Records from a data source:
● ● ● ● ● ● ●
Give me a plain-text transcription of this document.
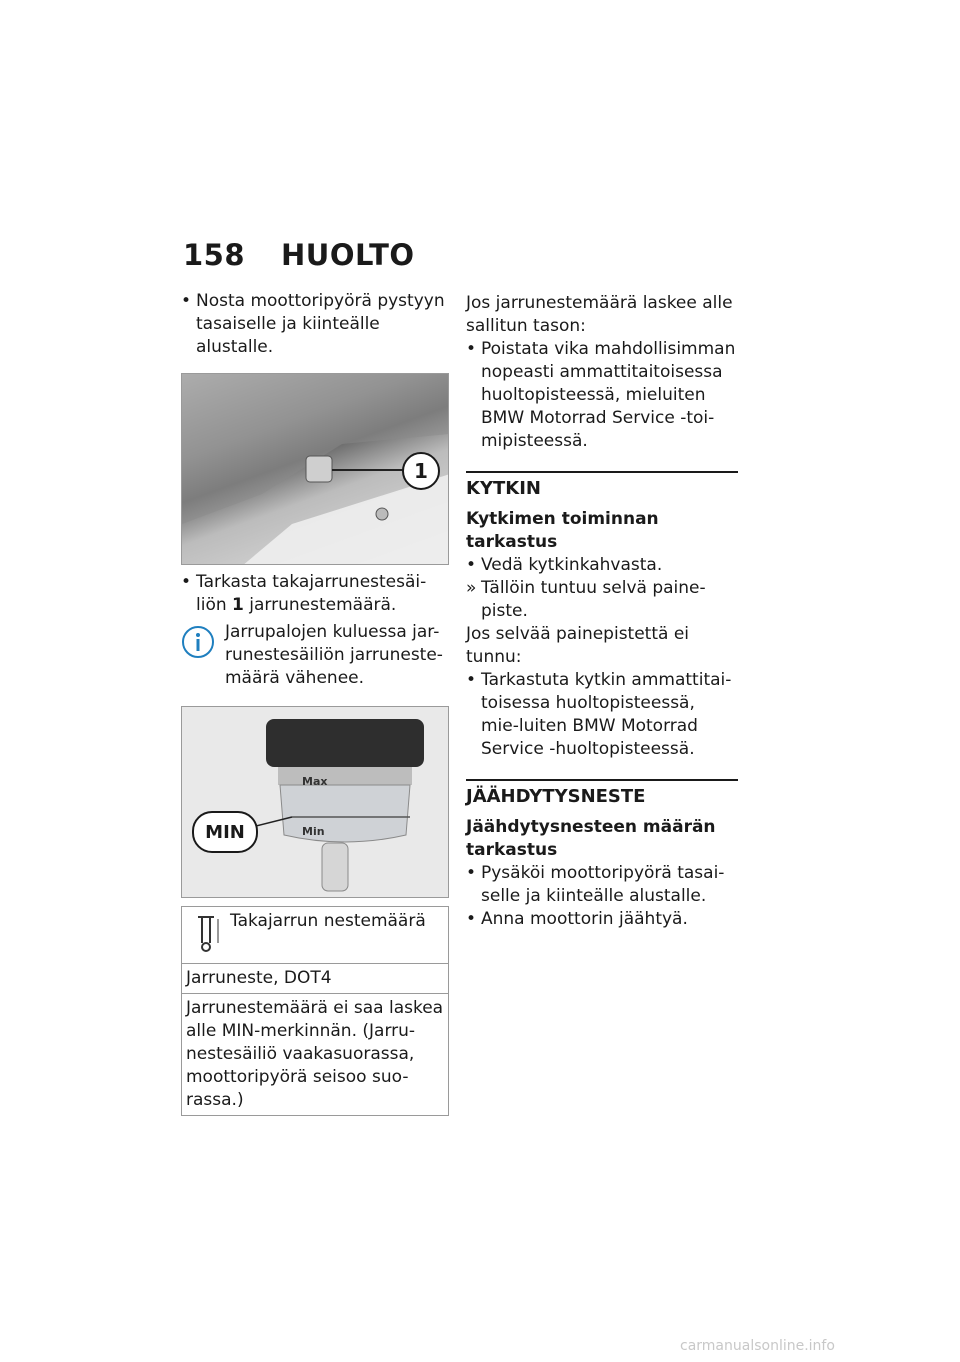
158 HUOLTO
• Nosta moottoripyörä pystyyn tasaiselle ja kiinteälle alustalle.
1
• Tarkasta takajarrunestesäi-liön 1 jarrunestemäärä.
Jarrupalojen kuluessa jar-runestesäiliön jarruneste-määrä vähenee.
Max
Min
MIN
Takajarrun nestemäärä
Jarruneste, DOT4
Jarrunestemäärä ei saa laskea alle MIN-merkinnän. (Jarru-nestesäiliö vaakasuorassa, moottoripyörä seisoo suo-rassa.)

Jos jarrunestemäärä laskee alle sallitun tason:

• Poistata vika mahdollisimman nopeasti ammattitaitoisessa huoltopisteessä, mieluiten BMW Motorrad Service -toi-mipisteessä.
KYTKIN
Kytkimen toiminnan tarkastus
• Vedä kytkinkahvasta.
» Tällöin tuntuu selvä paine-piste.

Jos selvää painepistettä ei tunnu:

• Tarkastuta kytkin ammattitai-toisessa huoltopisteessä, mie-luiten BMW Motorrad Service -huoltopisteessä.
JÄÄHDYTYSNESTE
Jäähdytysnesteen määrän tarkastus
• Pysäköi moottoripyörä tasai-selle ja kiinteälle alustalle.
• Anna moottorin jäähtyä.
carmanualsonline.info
● ● ● ● ● ● ●
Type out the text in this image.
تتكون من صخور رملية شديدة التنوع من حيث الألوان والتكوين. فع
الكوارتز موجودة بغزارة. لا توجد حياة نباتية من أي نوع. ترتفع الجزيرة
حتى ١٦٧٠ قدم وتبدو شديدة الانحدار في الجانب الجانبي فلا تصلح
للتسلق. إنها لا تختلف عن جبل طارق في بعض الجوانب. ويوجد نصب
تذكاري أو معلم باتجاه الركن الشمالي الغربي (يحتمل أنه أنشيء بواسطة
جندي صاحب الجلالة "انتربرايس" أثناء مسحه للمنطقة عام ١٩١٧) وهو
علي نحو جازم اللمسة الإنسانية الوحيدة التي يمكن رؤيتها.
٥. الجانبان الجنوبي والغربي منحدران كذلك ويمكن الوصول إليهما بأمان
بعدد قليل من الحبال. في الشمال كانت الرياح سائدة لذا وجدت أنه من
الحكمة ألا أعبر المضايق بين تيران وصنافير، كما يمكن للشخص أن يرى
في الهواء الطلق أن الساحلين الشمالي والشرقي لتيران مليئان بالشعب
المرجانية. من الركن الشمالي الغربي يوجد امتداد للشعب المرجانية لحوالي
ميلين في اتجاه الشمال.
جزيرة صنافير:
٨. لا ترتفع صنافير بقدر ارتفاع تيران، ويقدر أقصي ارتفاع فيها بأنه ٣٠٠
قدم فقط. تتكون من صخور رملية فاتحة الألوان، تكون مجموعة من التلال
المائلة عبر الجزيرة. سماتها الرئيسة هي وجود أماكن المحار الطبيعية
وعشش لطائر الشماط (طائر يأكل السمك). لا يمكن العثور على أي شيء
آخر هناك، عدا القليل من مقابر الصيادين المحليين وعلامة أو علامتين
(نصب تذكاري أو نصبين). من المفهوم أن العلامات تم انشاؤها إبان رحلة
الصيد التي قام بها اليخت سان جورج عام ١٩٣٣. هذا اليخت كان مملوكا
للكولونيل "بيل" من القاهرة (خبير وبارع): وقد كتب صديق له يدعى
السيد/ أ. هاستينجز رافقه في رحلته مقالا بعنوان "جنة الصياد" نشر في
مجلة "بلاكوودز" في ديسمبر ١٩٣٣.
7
● ● ● ● ● ● ●
● EXERCISE:
Only lines with the word "text" should be collected from the material.

● FINAL RESULT:
Give me a plain-text transcription of this document.
Type out the text in this image.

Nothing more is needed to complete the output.